* START Data *

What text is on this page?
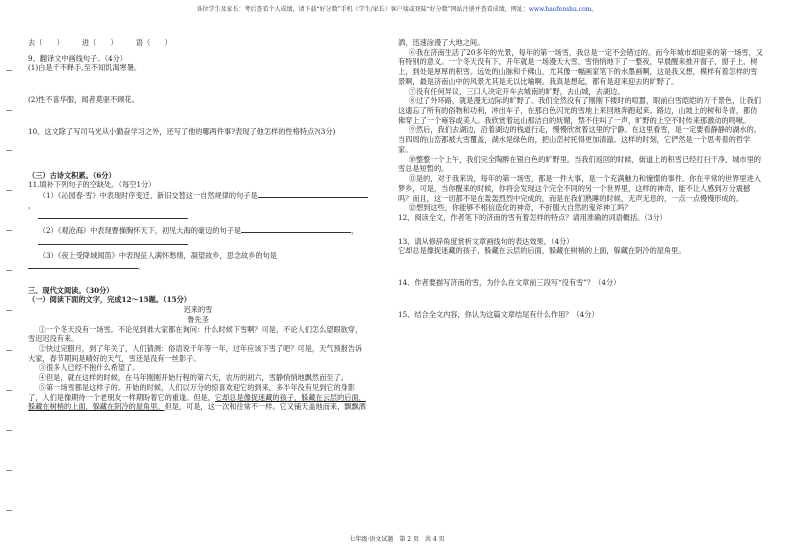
各位学生及家长：考后查看个人成绩，请下载“好分数”手机（学生/家长）客户端或登陆“好分数”网站注册并查看成绩，网址：www.haofenshu.com。

去（　　）　　　进（　　）　　　语（　　）

9、翻译文中画线句子。（4分）

(1)白是千不释手,至不知饥渴寒暑。

(2)性不喜华服，闻者莫驱不顾花。

10、这文除了写司马光从小勤奋学习之外，还写了他的哪两件事?表现了他怎样的性格特点?(3分)

（三）古诗文积累。（6分）

11.填补下列句子的空缺处。（每空1分）

（1）《沁园春·雪》中表现时序变迁、新旧交替这一自然规律的句子是，

（2）《观沧海》中表现曹操胸怀天下，初见大海的豪迈的句子是	，

（3）《夜上受降城闻笛》中表现征人满怀愁绪，凝望故乡，思念故乡的句是。

三、现代文阅读。（30分）

（一）阅读下面的文字，完成12～15题。（15分）

迟来的雪

鲁先圣

①一个冬天没有一场雪。不论见到谁大家都在询问：什么时候下雪啊？可是，不论人们怎么望眼欲穿，雪迟迟没有来。

②快过完腊月，到了年关了，人们猜测：俗语说千年等一年，过年应该下雪了吧？可是，天气预报告诉大家，春节期间是晴好的天气，雪还是没有一丝影子。

③很多人已经不抱什么希望了。

④但是，就在这样的时候，在马年刚刚开始行程的第六天，农历的初六，雪静悄悄地飘然而至了。

⑤第一场雪都是这样子的。开始的时候，人们以万分的惊喜欢迎它的到来，多半年没有见到它的身影了，人们是像期待一个老朋友一样期盼着它的重逢。但是，它却总是像捉迷藏的孩子，躲藏在云层的后面，躲藏在树梢的上面，躲藏在阴冷的屋角里。但是，可是，这一次和往常不一样。它又铺天盖地而来，飘飘洒

洒，迅速涂漫了大地之间。

⑥我在济南生活了20多年的光景，每年的第一场雪，我总是一定不会错过的。而今年城市却迎来的第一场雪，又有特别的意义。一个冬天没有下，开年就是一场漫天大雪，雪悄悄地下了一整夜，早晨醒来推开窗子，窗子上、树上，到处是厚厚的积雪。远处的山脉和千佛山，尤其像一幅画家笔下的水墨画啊，这是我又想，模样有着怎样的雪景啊，最是济南山中的风景尤其是无以比喻啊。我真是想起，都有是迎来迎去的旷野了。

⑦没有任何异议，三口人决定开车去城南的旷野，去山城，去湖边。

⑧过了外环路，就是漫无边际的旷野了。我们全然没有了刚刚下楼时的喧嚣，眼前白雪皑皑的万千景色，让我们这遗忘了所有的俗物和功利，冲出车子，在那白色闪光的雪地上来回地奔跑起来。路边，山坡上的树和冬青，都仿佛穿上了一个雍容或美人。我欣赏着远山那洁白的妩媚，禁不住叫了一声，旷野的上空不时传来那激动的鸣啾。

⑨然后，我们去湖边，沿着湖边的栈道行走，慢慢欣赏着这里的宁静。在这里看雪，是一定要看静静的湖水的。当四周的山峦都被大雪覆盖，湖水是绿色的，把山峦衬托得更加清澈。这样的时刻，它俨然是一个思考着的哲学家。

⑩整整一个上午，我们完全陶醉在银白色的旷野里。当我们返回的时候，街道上的积雪已经打扫干净，城市里的雪总是短暂的。

⑪是的，对于我来说，每年的第一场雪，都是一件大事，是一个充满魅力和憧憬的事件。你在平常的世界里进入梦乡，可是，当你醒来的时候，你将会发现这个完全不同的另一个世界里，这样的神奇，能不让人感到万分震撼吗？而且，这一切都不是在轰轰烈烈中完成的，而是在我们熟睡的时候，无声无息的，一点一点慢慢形成的。

⑫想到这些，你能够不相信造化的神奇，不折服大自然的鬼斧神工吗？

12、阅读全文，作者笔下的济南的雪有着怎样的特点？请用准确的词语概括。（3分）

13、请从修辞角度赏析文章画线句的表达效果。（4分）

它却总是像捉迷藏的孩子，躲藏在云层的后面，躲藏在树梢的上面，躲藏在阴冷的屋角里。

14、作者要描写济南的雪，为什么在文章前三段写“没有雪”？（4分）

15、结合全文内容，你认为这篇文章结尾有什么作用？（4分）

七年级·语文试题　第 2 页　共 4 页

* END Data *

▶ Exercise objective
Gather up every line from the listing above in which the word "它却总是像捉迷藏的孩子" occurs.

▶ Solution to this exercise
⑤第一场雪都是这样子的。开始的时候，人们以万分的惊喜欢迎它的到来，多半年没有见到它的身影了，人们是像期待一个老朋友一样期盼着它的重逢。但是，它却总是像捉迷藏的孩子，躲藏在云层的后面，躲藏在树梢的上面，躲藏在阴冷的屋角里。但是，可是，这一次和往常不一样。它又铺天盖地而来，飘飘洒
它却总是像捉迷藏的孩子，躲藏在云层的后面，躲藏在树梢的上面，躲藏在阴冷的屋角里。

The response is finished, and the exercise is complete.